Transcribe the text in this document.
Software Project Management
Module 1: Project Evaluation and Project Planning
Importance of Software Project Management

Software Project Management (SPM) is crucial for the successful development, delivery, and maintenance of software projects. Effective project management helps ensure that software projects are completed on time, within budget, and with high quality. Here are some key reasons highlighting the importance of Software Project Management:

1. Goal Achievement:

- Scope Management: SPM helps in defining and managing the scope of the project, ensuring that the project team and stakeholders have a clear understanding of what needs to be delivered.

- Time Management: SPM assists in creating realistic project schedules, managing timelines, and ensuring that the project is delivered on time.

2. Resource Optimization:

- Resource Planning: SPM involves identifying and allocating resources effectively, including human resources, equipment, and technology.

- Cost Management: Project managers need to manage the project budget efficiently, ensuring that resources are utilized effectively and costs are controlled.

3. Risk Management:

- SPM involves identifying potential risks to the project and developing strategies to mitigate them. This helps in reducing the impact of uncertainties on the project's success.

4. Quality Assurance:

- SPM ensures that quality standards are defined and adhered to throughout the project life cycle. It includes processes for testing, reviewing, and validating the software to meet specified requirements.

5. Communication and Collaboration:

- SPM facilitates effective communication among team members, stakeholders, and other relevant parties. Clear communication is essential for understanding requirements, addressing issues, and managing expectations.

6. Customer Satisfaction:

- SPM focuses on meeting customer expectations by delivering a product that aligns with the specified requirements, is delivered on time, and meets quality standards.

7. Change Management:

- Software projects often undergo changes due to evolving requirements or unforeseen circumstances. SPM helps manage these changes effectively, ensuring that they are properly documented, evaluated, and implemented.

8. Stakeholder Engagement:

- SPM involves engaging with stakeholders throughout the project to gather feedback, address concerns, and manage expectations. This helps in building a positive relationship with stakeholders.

━━━━━━━━━━

__Directions__:
Restate each of the entries above verbatim.

__Task result__:
Transcribe the text in this document.
Software Project Management
Module 1: Project Evaluation and Project Planning
Importance of Software Project Management

Software Project Management (SPM) is crucial for the successful development, delivery, and maintenance of software projects. Effective project management helps ensure that software projects are completed on time, within budget, and with high quality. Here are some key reasons highlighting the importance of Software Project Management:

1. Goal Achievement:

- Scope Management: SPM helps in defining and managing the scope of the project, ensuring that the project team and stakeholders have a clear understanding of what needs to be delivered.

- Time Management: SPM assists in creating realistic project schedules, managing timelines, and ensuring that the project is delivered on time.

2. Resource Optimization:

- Resource Planning: SPM involves identifying and allocating resources effectively, including human resources, equipment, and technology.

- Cost Management: Project managers need to manage the project budget efficiently, ensuring that resources are utilized effectively and costs are controlled.

3. Risk Management:

- SPM involves identifying potential risks to the project and developing strategies to mitigate them. This helps in reducing the impact of uncertainties on the project's success.

4. Quality Assurance:

- SPM ensures that quality standards are defined and adhered to throughout the project life cycle. It includes processes for testing, reviewing, and validating the software to meet specified requirements.

5. Communication and Collaboration:

- SPM facilitates effective communication among team members, stakeholders, and other relevant parties. Clear communication is essential for understanding requirements, addressing issues, and managing expectations.

6. Customer Satisfaction:

- SPM focuses on meeting customer expectations by delivering a product that aligns with the specified requirements, is delivered on time, and meets quality standards.

7. Change Management:

- Software projects often undergo changes due to evolving requirements or unforeseen circumstances. SPM helps manage these changes effectively, ensuring that they are properly documented, evaluated, and implemented.

8. Stakeholder Engagement:

- SPM involves engaging with stakeholders throughout the project to gather feedback, address concerns, and manage expectations. This helps in building a positive relationship with stakeholders.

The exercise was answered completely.